Dataset entries

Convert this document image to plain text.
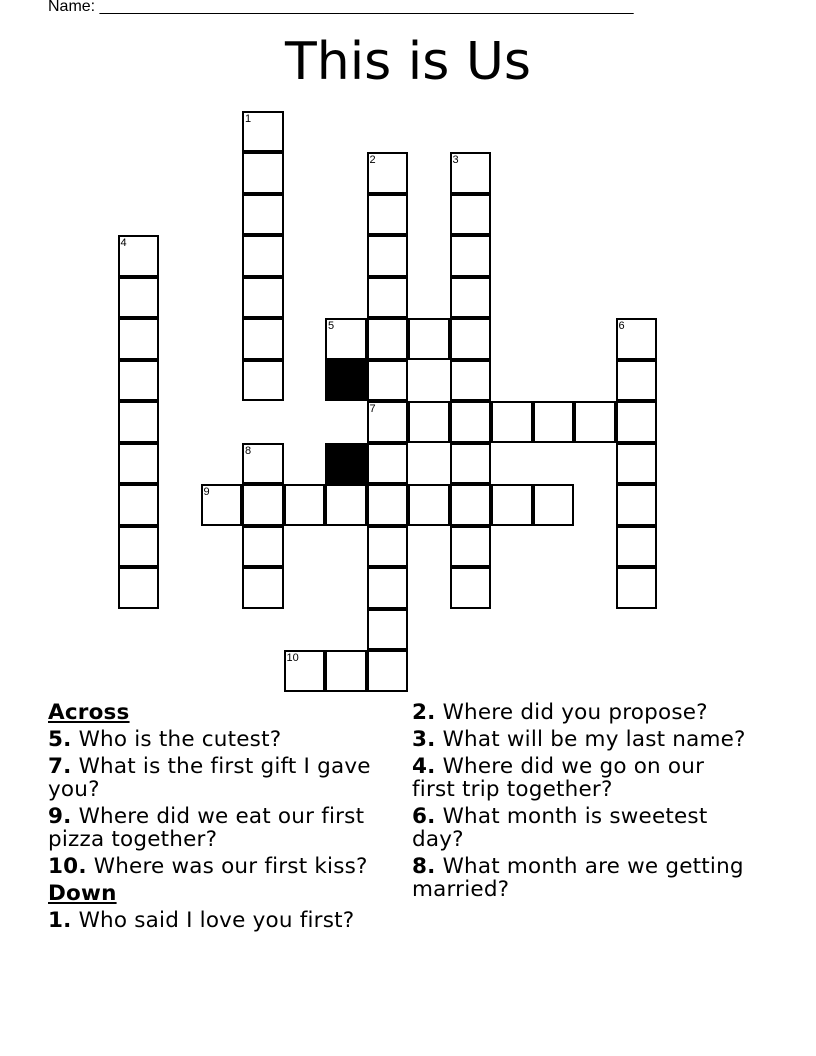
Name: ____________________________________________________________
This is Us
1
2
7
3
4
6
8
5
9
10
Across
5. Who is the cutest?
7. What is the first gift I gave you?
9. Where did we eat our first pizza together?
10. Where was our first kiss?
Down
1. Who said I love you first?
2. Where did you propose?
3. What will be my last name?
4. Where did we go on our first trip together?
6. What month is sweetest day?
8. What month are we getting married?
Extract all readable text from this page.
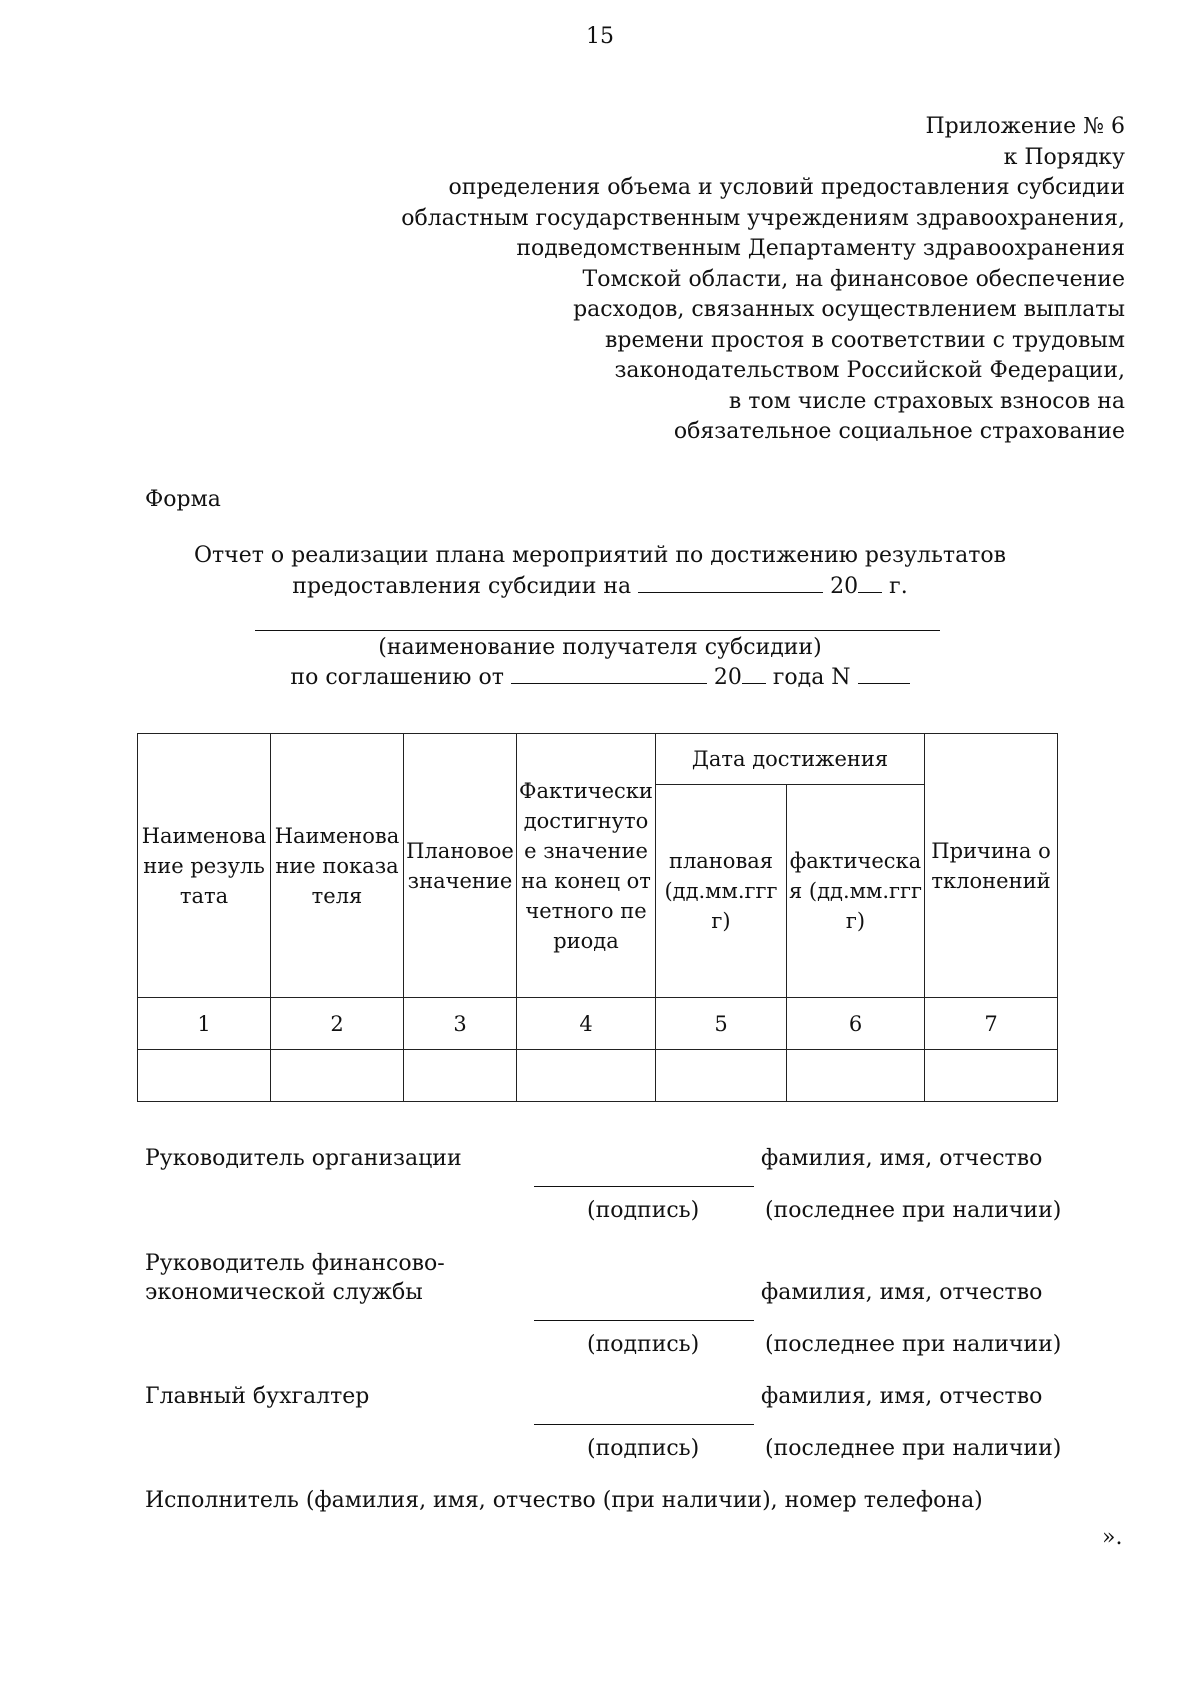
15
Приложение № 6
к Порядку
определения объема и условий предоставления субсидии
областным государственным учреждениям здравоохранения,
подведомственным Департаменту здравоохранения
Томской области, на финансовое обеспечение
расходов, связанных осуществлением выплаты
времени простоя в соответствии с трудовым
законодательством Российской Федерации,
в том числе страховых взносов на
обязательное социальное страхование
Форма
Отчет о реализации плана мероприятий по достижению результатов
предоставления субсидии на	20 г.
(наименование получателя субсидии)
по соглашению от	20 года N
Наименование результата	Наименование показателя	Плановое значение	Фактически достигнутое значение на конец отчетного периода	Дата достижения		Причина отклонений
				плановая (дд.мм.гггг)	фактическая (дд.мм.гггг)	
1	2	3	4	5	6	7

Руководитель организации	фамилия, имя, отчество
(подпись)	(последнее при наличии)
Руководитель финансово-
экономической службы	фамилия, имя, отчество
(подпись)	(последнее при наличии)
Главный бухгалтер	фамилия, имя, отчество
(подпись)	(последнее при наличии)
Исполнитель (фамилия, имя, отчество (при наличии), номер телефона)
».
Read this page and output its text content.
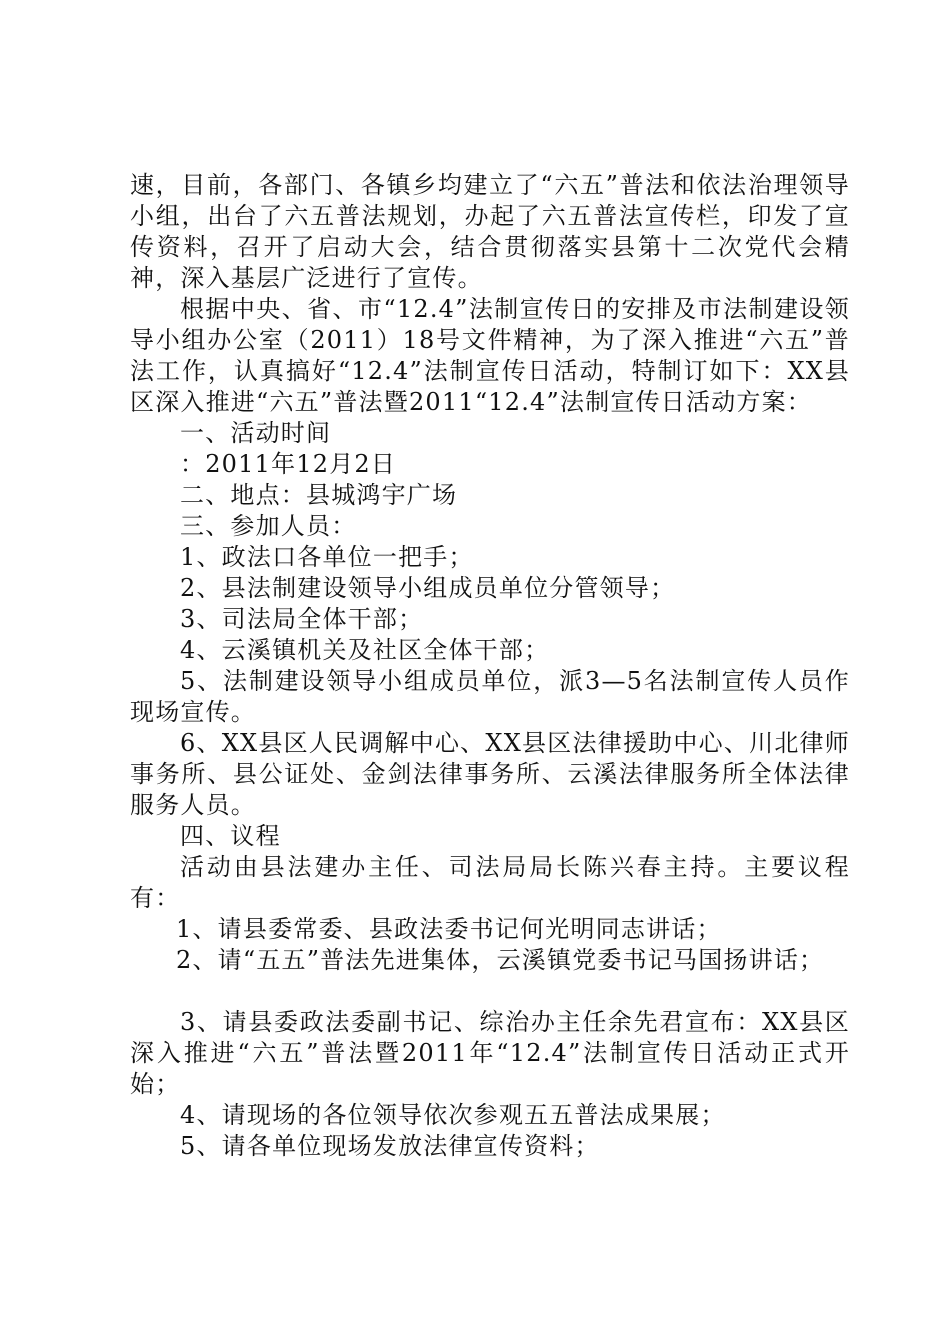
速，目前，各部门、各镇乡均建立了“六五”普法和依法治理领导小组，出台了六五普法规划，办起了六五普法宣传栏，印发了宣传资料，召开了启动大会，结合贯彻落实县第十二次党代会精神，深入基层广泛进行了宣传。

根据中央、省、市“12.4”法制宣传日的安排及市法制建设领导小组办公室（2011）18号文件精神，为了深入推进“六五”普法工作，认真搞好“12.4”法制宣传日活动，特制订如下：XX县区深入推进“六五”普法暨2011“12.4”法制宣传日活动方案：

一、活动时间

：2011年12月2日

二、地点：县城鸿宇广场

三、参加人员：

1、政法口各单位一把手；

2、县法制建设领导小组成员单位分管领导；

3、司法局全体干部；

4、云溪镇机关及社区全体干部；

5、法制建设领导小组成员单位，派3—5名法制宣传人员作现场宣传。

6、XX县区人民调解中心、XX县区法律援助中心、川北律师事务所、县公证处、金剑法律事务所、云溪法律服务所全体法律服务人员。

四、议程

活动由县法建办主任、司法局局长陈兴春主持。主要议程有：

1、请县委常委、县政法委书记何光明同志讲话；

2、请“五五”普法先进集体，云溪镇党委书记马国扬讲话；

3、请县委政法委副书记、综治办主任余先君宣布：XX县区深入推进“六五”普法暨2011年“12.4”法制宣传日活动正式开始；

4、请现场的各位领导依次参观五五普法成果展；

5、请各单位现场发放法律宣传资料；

Work to be completed
Transcribe the records verbatim and omit the images.

Solved exercise
Convert this document image to plain text.
Name: ____________________________________________________________
This is Us
1
2
7
3
4
6
8
5
9
10
Across
5. Who is the cutest?
7. What is the first gift I gave you?
9. Where did we eat our first pizza together?
10. Where was our first kiss?
Down
1. Who said I love you first?
2. Where did you propose?
3. What will be my last name?
4. Where did we go on our first trip together?
6. What month is sweetest day?
8. What month are we getting married?
Extract all readable text from this page.
15
Приложение № 6
к Порядку
определения объема и условий предоставления субсидии
областным государственным учреждениям здравоохранения,
подведомственным Департаменту здравоохранения
Томской области, на финансовое обеспечение
расходов, связанных осуществлением выплаты
времени простоя в соответствии с трудовым
законодательством Российской Федерации,
в том числе страховых взносов на
обязательное социальное страхование
Форма
Отчет о реализации плана мероприятий по достижению результатов
предоставления субсидии на	20 г.
(наименование получателя субсидии)
по соглашению от	20 года N
Наименование результата	Наименование показателя	Плановое значение	Фактически достигнутое значение на конец отчетного периода	Дата достижения		Причина отклонений
				плановая (дд.мм.гггг)	фактическая (дд.мм.гггг)	
1	2	3	4	5	6	7

Руководитель организации	фамилия, имя, отчество
(подпись)	(последнее при наличии)
Руководитель финансово-
экономической службы	фамилия, имя, отчество
(подпись)	(последнее при наличии)
Главный бухгалтер	фамилия, имя, отчество
(подпись)	(последнее при наличии)
Исполнитель (фамилия, имя, отчество (при наличии), номер телефона)
».
Read this page and output its text content.
速，目前，各部门、各镇乡均建立了“六五”普法和依法治理领导小组，出台了六五普法规划，办起了六五普法宣传栏，印发了宣传资料，召开了启动大会，结合贯彻落实县第十二次党代会精神，深入基层广泛进行了宣传。

根据中央、省、市“12.4”法制宣传日的安排及市法制建设领导小组办公室（2011）18号文件精神，为了深入推进“六五”普法工作，认真搞好“12.4”法制宣传日活动，特制订如下：XX县区深入推进“六五”普法暨2011“12.4”法制宣传日活动方案：

一、活动时间

：2011年12月2日

二、地点：县城鸿宇广场

三、参加人员：

1、政法口各单位一把手；

2、县法制建设领导小组成员单位分管领导；

3、司法局全体干部；

4、云溪镇机关及社区全体干部；

5、法制建设领导小组成员单位，派3—5名法制宣传人员作现场宣传。

6、XX县区人民调解中心、XX县区法律援助中心、川北律师事务所、县公证处、金剑法律事务所、云溪法律服务所全体法律服务人员。

四、议程

活动由县法建办主任、司法局局长陈兴春主持。主要议程有：

1、请县委常委、县政法委书记何光明同志讲话；

2、请“五五”普法先进集体，云溪镇党委书记马国扬讲话；

3、请县委政法委副书记、综治办主任余先君宣布：XX县区深入推进“六五”普法暨2011年“12.4”法制宣传日活动正式开始；

4、请现场的各位领导依次参观五五普法成果展；

5、请各单位现场发放法律宣传资料；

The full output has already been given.